-- begin Raw records --
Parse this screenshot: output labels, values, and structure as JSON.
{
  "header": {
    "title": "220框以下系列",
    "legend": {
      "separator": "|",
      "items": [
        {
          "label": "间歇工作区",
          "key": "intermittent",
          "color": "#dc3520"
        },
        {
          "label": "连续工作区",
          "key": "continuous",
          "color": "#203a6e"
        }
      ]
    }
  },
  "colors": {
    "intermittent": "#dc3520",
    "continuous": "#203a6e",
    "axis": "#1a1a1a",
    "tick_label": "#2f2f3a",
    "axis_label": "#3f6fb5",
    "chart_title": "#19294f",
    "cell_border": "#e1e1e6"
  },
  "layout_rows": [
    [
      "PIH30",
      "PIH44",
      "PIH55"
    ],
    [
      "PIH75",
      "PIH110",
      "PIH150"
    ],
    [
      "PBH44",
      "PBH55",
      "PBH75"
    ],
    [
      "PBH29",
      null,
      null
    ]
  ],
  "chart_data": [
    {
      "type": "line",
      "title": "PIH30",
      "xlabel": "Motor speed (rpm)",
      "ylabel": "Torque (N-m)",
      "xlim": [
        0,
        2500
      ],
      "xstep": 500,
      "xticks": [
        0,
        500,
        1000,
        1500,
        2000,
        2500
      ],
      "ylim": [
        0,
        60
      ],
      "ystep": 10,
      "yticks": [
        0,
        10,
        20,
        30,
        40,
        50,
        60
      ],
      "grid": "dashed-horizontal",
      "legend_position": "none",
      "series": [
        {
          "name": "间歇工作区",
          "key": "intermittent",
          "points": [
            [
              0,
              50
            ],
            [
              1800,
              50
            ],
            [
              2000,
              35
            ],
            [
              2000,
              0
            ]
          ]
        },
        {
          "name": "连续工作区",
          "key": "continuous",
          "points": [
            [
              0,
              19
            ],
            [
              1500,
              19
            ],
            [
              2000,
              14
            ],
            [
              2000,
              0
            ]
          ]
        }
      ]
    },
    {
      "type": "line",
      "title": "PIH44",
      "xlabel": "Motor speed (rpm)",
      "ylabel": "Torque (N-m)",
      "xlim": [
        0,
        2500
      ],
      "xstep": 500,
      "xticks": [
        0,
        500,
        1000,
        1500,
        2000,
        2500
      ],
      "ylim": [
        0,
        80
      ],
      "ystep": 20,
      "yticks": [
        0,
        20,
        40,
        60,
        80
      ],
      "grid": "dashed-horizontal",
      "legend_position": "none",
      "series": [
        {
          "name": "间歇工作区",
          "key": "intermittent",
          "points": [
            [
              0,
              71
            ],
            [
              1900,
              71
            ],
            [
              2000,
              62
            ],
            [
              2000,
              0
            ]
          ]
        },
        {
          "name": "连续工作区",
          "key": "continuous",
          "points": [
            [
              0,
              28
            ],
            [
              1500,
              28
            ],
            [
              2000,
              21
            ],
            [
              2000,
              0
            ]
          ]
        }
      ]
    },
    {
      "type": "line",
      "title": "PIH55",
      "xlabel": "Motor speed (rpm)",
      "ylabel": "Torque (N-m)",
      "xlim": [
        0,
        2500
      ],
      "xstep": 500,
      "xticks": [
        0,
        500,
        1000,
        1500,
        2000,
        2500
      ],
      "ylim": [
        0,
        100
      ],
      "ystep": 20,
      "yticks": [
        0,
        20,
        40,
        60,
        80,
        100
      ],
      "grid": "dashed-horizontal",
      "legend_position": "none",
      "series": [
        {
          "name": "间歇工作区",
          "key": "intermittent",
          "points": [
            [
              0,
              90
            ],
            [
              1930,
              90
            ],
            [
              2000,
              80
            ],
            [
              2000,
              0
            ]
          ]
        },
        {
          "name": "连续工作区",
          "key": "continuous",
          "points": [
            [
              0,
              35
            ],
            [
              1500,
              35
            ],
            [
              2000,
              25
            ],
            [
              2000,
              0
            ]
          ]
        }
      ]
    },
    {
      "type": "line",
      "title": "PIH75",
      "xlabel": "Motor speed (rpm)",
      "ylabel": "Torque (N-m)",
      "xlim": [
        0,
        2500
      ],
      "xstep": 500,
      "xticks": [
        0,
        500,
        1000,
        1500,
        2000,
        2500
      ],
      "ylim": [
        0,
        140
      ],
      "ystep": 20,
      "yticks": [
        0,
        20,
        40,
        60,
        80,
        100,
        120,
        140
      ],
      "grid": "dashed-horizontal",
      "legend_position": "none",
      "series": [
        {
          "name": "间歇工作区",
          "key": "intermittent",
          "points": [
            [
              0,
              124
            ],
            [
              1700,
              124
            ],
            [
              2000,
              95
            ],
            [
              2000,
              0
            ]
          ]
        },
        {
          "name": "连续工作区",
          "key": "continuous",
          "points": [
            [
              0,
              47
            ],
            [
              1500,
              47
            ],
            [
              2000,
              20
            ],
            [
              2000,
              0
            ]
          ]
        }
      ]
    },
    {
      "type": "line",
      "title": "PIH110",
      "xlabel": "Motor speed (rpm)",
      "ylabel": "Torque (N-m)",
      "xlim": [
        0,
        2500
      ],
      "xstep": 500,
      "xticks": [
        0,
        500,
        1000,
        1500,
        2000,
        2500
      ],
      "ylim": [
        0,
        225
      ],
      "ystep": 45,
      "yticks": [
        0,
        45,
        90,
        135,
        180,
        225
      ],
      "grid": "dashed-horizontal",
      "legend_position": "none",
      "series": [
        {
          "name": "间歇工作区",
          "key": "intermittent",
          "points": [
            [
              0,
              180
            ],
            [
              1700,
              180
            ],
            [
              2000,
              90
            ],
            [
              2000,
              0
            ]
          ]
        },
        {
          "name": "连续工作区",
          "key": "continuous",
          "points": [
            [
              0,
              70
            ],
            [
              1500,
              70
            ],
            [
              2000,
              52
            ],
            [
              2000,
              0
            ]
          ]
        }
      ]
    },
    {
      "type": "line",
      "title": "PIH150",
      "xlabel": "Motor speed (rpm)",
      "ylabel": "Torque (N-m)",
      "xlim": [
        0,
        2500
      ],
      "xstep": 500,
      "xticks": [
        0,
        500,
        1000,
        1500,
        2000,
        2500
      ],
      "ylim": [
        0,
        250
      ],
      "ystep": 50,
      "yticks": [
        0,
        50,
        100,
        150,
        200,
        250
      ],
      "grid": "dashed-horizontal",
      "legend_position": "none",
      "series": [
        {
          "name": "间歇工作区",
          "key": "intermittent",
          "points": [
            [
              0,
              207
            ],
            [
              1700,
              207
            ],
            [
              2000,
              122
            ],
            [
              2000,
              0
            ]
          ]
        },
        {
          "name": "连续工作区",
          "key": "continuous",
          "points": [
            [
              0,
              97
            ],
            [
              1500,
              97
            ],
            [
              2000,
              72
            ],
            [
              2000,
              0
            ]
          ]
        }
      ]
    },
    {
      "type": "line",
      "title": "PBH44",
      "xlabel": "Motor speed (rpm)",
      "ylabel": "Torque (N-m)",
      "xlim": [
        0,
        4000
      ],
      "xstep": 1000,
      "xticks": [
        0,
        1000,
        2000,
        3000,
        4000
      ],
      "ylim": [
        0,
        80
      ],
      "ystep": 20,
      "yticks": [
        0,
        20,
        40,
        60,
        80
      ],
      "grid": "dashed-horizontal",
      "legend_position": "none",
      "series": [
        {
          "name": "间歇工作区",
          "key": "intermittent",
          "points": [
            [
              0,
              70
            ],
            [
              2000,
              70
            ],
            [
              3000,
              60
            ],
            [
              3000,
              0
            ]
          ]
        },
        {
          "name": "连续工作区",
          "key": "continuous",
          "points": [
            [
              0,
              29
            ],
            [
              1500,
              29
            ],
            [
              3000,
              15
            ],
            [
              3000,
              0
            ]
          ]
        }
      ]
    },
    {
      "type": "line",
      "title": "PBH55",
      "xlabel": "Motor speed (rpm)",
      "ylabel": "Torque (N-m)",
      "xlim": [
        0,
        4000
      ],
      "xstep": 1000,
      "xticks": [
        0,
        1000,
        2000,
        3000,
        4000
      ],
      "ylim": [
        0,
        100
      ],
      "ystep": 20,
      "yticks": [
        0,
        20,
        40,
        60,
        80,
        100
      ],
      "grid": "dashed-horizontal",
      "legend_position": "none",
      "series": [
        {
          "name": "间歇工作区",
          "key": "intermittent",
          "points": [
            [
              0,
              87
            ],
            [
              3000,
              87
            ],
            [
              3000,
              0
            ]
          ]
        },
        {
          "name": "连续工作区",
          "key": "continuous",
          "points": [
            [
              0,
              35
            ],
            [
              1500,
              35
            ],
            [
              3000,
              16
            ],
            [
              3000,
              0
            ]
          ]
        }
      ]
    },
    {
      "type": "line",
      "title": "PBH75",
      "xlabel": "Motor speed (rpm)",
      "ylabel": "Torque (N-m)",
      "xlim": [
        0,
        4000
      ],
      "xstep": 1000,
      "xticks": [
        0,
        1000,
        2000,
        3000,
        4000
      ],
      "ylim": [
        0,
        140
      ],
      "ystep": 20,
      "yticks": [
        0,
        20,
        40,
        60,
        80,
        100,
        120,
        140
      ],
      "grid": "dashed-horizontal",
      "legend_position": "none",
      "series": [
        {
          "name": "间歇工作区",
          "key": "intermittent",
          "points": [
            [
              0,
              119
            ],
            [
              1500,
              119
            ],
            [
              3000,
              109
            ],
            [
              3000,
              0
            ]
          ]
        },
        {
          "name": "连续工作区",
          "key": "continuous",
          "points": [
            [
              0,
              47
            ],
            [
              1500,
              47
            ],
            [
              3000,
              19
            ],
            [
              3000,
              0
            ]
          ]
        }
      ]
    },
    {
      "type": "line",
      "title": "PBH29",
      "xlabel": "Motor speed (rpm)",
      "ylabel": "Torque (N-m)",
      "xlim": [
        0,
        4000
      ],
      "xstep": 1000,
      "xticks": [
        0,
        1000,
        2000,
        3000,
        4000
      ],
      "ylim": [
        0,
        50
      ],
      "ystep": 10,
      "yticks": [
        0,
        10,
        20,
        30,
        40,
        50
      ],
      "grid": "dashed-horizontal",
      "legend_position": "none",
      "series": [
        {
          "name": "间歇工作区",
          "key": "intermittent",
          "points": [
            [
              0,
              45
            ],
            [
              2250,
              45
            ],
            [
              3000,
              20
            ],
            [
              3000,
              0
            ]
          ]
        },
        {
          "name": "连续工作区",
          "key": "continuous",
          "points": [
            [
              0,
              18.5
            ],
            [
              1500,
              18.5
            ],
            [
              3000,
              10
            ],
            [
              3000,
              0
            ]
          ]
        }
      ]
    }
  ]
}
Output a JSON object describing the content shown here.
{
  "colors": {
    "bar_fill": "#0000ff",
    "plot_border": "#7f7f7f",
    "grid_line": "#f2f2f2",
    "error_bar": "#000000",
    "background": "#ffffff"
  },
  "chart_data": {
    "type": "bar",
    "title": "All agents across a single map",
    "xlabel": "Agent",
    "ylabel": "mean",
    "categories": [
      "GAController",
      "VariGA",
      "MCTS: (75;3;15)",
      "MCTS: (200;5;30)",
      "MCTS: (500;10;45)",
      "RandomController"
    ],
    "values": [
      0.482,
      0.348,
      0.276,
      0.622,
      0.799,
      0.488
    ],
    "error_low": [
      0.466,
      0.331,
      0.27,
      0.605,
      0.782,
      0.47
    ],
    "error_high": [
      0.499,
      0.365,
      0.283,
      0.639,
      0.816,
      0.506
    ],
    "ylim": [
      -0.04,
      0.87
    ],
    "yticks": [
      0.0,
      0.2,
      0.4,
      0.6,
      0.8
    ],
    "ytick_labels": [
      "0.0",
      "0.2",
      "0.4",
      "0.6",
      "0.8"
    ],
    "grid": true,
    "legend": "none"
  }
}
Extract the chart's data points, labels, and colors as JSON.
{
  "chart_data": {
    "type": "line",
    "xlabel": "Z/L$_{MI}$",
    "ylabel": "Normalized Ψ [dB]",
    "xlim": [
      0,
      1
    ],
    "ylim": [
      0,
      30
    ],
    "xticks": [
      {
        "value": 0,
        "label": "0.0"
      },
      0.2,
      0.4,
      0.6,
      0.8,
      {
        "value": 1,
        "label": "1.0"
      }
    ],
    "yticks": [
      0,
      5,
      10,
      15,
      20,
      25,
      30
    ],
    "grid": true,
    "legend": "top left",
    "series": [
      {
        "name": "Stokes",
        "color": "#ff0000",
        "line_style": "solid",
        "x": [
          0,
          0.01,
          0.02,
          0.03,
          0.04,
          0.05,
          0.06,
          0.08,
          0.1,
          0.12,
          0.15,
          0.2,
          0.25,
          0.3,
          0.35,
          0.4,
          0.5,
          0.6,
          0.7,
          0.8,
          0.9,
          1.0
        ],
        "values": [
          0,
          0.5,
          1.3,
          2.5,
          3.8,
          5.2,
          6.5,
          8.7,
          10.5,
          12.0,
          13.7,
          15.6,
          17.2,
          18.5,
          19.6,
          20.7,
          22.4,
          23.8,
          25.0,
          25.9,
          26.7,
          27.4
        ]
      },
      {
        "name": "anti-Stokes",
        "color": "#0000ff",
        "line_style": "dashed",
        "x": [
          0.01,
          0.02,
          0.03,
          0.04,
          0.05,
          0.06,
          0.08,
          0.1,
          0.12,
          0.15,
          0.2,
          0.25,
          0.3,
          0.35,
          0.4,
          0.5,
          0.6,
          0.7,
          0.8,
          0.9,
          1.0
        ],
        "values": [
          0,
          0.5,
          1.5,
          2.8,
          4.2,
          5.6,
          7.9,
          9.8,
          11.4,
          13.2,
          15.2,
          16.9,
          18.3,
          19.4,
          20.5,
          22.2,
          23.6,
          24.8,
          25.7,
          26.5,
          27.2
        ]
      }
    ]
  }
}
-- end Raw records --
Count the lines that hold the string "MCTS", and reply with that number alone.

#### Full output:
3